◆ **PROMPT**: Copy each line of the data below with the word "base".
---------- DATA ----------
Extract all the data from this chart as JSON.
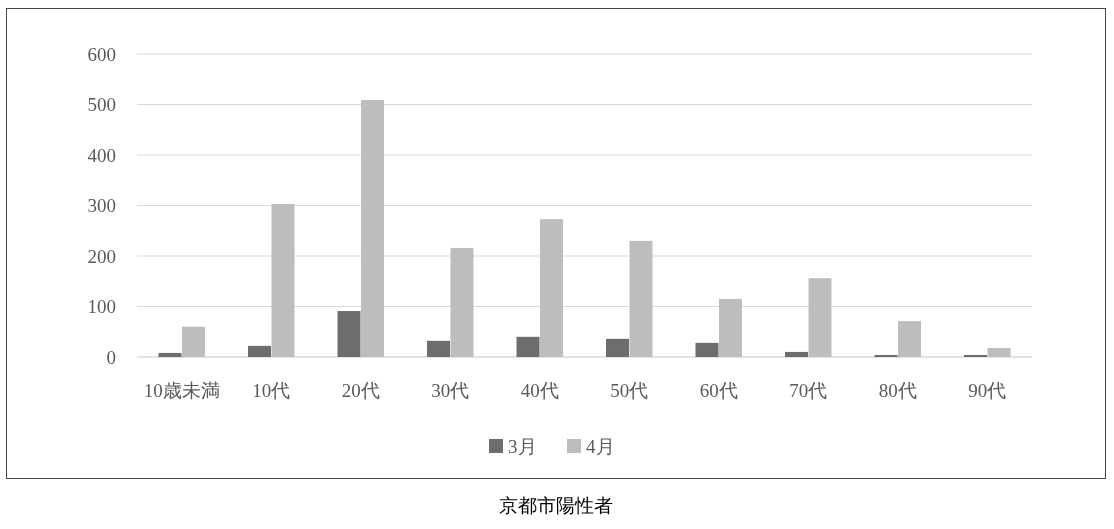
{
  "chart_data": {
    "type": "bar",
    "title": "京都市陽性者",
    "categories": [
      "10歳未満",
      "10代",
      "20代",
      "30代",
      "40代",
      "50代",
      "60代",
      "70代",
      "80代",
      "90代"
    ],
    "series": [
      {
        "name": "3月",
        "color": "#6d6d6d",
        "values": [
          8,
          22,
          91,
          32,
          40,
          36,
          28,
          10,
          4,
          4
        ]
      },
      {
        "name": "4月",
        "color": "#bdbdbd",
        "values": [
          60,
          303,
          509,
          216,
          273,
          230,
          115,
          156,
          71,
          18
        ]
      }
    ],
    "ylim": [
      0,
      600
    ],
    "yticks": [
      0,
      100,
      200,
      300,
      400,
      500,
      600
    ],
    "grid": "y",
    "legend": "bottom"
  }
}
----------
---------- DATA ----------
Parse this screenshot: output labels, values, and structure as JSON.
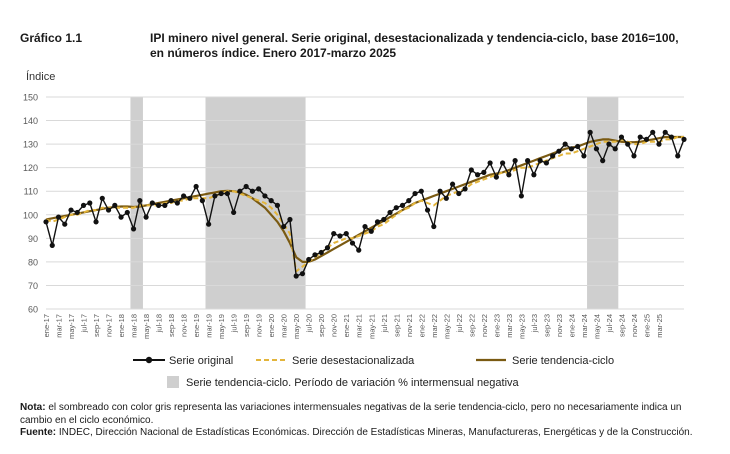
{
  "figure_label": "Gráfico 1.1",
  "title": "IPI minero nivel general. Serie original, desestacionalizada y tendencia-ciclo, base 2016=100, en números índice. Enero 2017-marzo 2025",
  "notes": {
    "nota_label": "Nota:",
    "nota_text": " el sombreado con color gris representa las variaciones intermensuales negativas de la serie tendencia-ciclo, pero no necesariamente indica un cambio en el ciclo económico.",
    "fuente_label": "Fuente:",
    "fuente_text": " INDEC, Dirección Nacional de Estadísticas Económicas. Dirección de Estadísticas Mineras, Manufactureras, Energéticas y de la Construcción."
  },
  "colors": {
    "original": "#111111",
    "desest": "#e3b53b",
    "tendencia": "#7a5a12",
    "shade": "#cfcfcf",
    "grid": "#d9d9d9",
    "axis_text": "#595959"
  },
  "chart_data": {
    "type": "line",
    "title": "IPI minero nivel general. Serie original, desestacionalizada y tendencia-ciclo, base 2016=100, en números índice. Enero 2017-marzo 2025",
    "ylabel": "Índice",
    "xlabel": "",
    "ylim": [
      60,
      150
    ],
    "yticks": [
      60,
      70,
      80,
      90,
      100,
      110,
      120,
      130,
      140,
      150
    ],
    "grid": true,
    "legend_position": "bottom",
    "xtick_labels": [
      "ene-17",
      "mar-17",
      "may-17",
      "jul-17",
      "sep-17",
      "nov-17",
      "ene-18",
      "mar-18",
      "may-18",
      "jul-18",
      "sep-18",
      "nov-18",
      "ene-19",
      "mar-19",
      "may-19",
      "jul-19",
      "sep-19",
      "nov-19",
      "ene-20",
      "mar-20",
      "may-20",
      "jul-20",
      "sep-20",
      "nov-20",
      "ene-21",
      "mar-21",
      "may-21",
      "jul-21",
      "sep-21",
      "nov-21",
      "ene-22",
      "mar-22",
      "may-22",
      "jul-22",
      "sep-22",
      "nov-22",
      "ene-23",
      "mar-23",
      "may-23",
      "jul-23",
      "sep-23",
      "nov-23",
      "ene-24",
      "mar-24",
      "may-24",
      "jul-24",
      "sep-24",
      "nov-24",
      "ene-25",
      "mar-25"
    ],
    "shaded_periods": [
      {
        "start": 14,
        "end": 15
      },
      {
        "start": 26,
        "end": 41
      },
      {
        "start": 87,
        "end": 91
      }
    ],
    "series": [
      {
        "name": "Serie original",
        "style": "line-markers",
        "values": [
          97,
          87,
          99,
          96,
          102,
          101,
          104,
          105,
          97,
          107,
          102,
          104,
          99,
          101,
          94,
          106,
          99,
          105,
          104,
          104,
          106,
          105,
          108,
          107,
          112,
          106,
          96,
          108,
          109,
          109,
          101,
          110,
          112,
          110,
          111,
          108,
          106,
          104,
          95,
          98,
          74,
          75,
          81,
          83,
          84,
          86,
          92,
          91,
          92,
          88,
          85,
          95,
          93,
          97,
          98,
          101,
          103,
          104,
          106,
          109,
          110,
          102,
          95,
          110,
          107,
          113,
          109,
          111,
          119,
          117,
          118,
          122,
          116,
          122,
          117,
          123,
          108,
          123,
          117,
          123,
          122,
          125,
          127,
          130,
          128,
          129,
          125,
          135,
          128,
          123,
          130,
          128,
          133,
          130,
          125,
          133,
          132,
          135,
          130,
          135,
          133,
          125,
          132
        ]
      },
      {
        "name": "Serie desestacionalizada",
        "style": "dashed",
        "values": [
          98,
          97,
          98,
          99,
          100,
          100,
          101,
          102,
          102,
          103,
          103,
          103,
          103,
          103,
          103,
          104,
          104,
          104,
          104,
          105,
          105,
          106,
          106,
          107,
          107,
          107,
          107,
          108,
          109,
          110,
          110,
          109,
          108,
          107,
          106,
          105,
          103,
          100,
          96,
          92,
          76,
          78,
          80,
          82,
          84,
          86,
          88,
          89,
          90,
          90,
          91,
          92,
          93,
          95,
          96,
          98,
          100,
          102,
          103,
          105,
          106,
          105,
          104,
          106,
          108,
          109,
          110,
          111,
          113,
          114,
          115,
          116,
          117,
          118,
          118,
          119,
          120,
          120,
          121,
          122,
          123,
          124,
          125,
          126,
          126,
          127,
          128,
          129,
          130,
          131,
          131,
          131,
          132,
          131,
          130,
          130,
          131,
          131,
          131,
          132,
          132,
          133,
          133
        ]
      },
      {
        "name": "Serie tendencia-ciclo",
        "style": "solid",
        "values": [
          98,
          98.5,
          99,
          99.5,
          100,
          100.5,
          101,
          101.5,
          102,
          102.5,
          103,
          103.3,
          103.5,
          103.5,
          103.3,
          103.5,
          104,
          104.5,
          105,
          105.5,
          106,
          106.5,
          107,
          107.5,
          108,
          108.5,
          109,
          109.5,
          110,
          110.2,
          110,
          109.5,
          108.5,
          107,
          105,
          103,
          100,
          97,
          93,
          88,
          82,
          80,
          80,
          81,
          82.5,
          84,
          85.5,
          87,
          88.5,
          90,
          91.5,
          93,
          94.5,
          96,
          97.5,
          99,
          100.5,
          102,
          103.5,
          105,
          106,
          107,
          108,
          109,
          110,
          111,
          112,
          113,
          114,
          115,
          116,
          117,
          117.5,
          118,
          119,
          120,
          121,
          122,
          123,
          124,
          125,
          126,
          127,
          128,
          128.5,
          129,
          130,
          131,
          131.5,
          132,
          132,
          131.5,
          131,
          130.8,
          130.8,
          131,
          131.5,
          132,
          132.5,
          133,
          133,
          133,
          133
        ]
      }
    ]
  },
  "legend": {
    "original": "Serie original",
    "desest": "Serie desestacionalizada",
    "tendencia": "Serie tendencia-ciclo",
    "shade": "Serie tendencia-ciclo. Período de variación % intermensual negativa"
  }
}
----------
◆ **WORKED SOLUTION**:
  "title": "IPI minero nivel general. Serie original, desestacionalizada y tendencia-ciclo, base 2016=100, en números índice. Enero 2017-marzo 2025",
    "title": "IPI minero nivel general. Serie original, desestacionalizada y tendencia-ciclo, base 2016=100, en números índice. Enero 2017-marzo 2025",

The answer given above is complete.